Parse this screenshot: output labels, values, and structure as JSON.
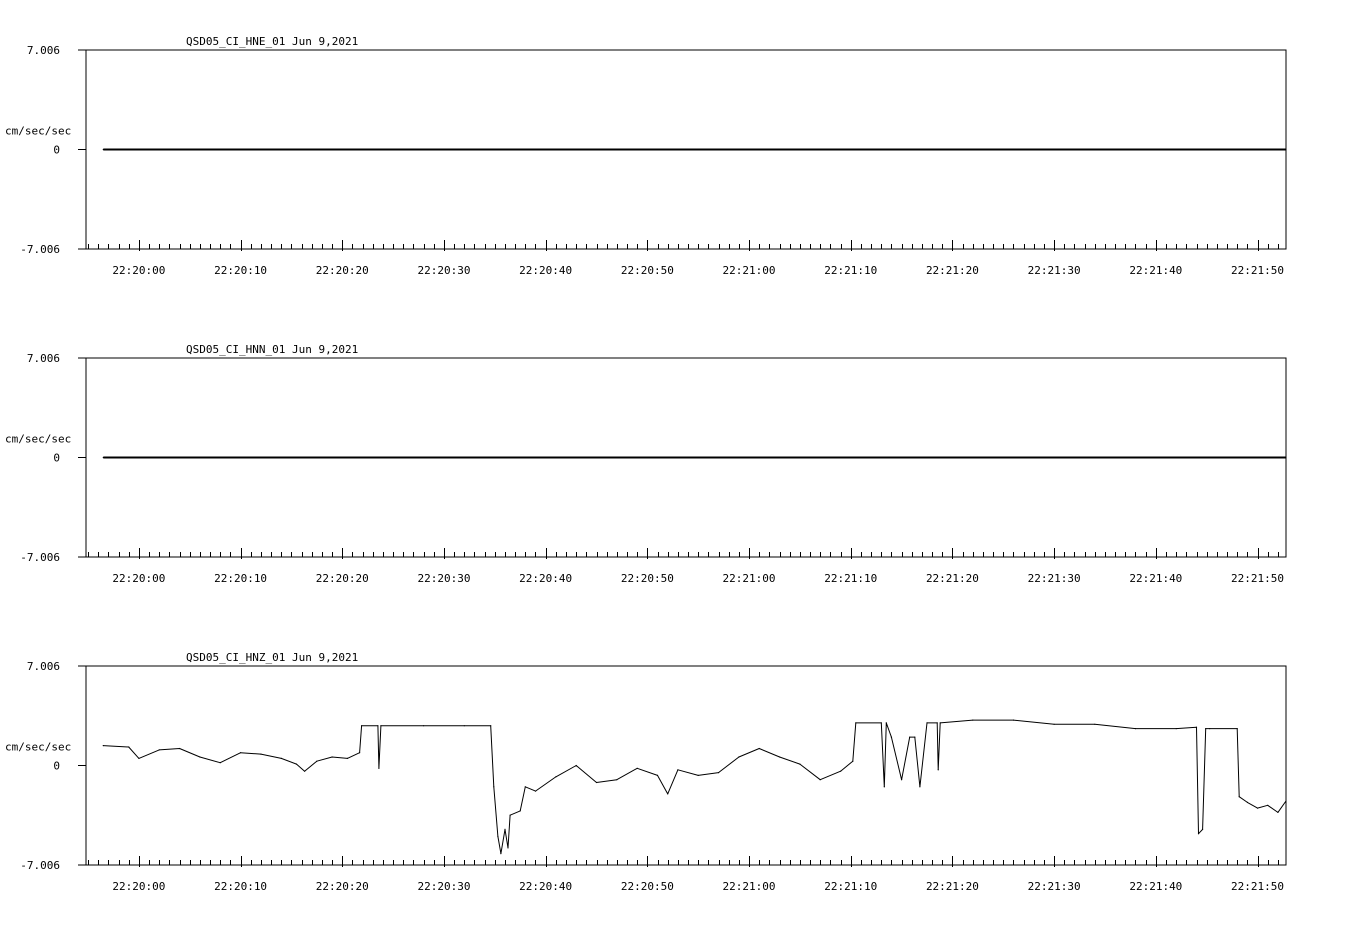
{
  "chart_data": [
    {
      "type": "line",
      "title": "QSD05_CI_HNE_01  Jun 9,2021",
      "ylabel": "cm/sec/sec",
      "ylim": [
        -7.006,
        7.006
      ],
      "y_tick_labels": [
        "7.006",
        "0",
        "-7.006"
      ],
      "xlim": [
        "22:19:54.8",
        "22:21:52.8"
      ],
      "x_tick_labels": [
        "22:20:00",
        "22:20:10",
        "22:20:20",
        "22:20:30",
        "22:20:40",
        "22:20:50",
        "22:21:00",
        "22:21:10",
        "22:21:20",
        "22:21:30",
        "22:21:40",
        "22:21:50"
      ],
      "series": [
        {
          "color": "#000000",
          "x": [
            "22:19:56.5",
            "22:21:52.8"
          ],
          "values": [
            0,
            0
          ]
        }
      ]
    },
    {
      "type": "line",
      "title": "QSD05_CI_HNN_01  Jun 9,2021",
      "ylabel": "cm/sec/sec",
      "ylim": [
        -7.006,
        7.006
      ],
      "y_tick_labels": [
        "7.006",
        "0",
        "-7.006"
      ],
      "xlim": [
        "22:19:54.8",
        "22:21:52.8"
      ],
      "x_tick_labels": [
        "22:20:00",
        "22:20:10",
        "22:20:20",
        "22:20:30",
        "22:20:40",
        "22:20:50",
        "22:21:00",
        "22:21:10",
        "22:21:20",
        "22:21:30",
        "22:21:40",
        "22:21:50"
      ],
      "series": [
        {
          "color": "#000000",
          "x": [
            "22:19:56.5",
            "22:21:52.8"
          ],
          "values": [
            0,
            0
          ]
        }
      ]
    },
    {
      "type": "line",
      "title": "QSD05_CI_HNZ_01  Jun 9,2021",
      "ylabel": "cm/sec/sec",
      "ylim": [
        -7.006,
        7.006
      ],
      "y_tick_labels": [
        "7.006",
        "0",
        "-7.006"
      ],
      "xlim": [
        "22:19:54.8",
        "22:21:52.8"
      ],
      "x_tick_labels": [
        "22:20:00",
        "22:20:10",
        "22:20:20",
        "22:20:30",
        "22:20:40",
        "22:20:50",
        "22:21:00",
        "22:21:10",
        "22:21:20",
        "22:21:30",
        "22:21:40",
        "22:21:50"
      ],
      "series": [
        {
          "color": "#000000",
          "x": [
            "22:19:56.5",
            "22:19:59.0",
            "22:20:00.0",
            "22:20:02.0",
            "22:20:04.0",
            "22:20:06.0",
            "22:20:08.0",
            "22:20:10.0",
            "22:20:12.0",
            "22:20:14.0",
            "22:20:15.5",
            "22:20:16.3",
            "22:20:17.5",
            "22:20:19.0",
            "22:20:20.5",
            "22:20:21.7",
            "22:20:21.9",
            "22:20:23.5",
            "22:20:23.6",
            "22:20:23.8",
            "22:20:28.0",
            "22:20:32.0",
            "22:20:34.6",
            "22:20:34.9",
            "22:20:35.3",
            "22:20:35.6",
            "22:20:36.0",
            "22:20:36.3",
            "22:20:36.5",
            "22:20:37.5",
            "22:20:38.0",
            "22:20:39.0",
            "22:20:41.0",
            "22:20:43.0",
            "22:20:45.0",
            "22:20:47.0",
            "22:20:49.0",
            "22:20:51.0",
            "22:20:52.0",
            "22:20:53.0",
            "22:20:55.0",
            "22:20:57.0",
            "22:20:59.0",
            "22:21:01.0",
            "22:21:03.0",
            "22:21:05.0",
            "22:21:07.0",
            "22:21:09.0",
            "22:21:10.2",
            "22:21:10.5",
            "22:21:13.0",
            "22:21:13.3",
            "22:21:13.5",
            "22:21:14.0",
            "22:21:15.0",
            "22:21:15.8",
            "22:21:16.3",
            "22:21:16.8",
            "22:21:17.5",
            "22:21:18.5",
            "22:21:18.6",
            "22:21:18.8",
            "22:21:22.0",
            "22:21:26.0",
            "22:21:30.0",
            "22:21:34.0",
            "22:21:38.0",
            "22:21:42.0",
            "22:21:44.0",
            "22:21:44.2",
            "22:21:44.6",
            "22:21:44.9",
            "22:21:45.3",
            "22:21:48.0",
            "22:21:48.2",
            "22:21:49.0",
            "22:21:50.0",
            "22:21:51.0",
            "22:21:52.0",
            "22:21:52.8"
          ],
          "values": [
            1.4,
            1.3,
            0.5,
            1.1,
            1.2,
            0.6,
            0.2,
            0.9,
            0.8,
            0.5,
            0.1,
            -0.4,
            0.3,
            0.6,
            0.5,
            0.9,
            2.8,
            2.8,
            -0.2,
            2.8,
            2.8,
            2.8,
            2.8,
            -1.5,
            -5.0,
            -6.2,
            -4.5,
            -5.8,
            -3.5,
            -3.2,
            -1.5,
            -1.8,
            -0.8,
            0.0,
            -1.2,
            -1.0,
            -0.2,
            -0.7,
            -2.0,
            -0.3,
            -0.7,
            -0.5,
            0.6,
            1.2,
            0.6,
            0.1,
            -1.0,
            -0.4,
            0.3,
            3.0,
            3.0,
            -1.5,
            3.0,
            2.0,
            -1.0,
            2.0,
            2.0,
            -1.5,
            3.0,
            3.0,
            -0.3,
            3.0,
            3.2,
            3.2,
            2.9,
            2.9,
            2.6,
            2.6,
            2.7,
            -4.8,
            -4.5,
            2.6,
            2.6,
            2.6,
            -2.2,
            -2.6,
            -3.0,
            -2.8,
            -3.3,
            -2.5
          ]
        }
      ]
    }
  ]
}
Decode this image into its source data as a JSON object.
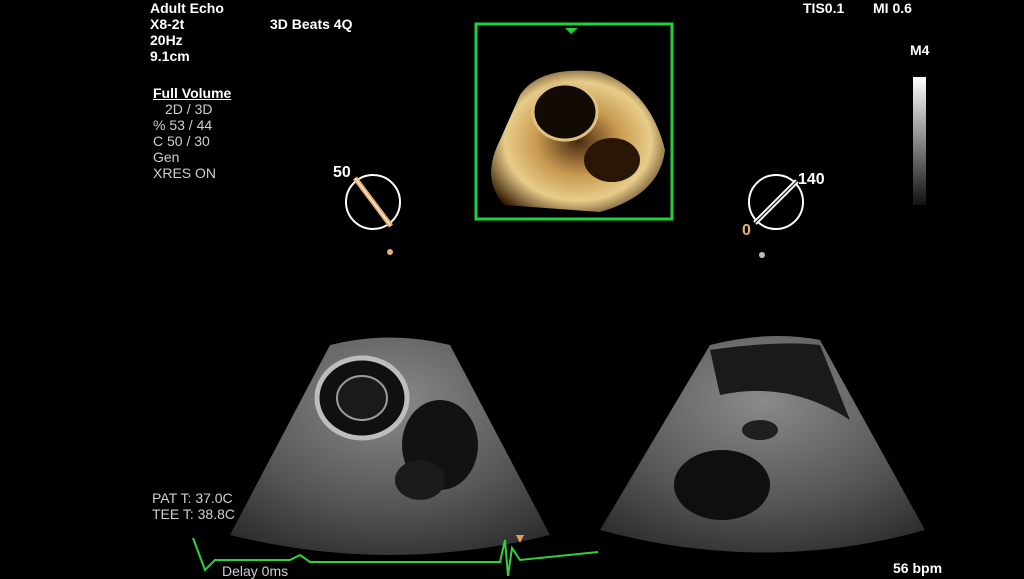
== == ==
▶ [Task instructions]
Show the lines of the data that hold the word "JSON".

▶ [Final answer]
Parse this screenshot: output labels, values, and structure as JSON.
Decode this image into its source data as a JSON object.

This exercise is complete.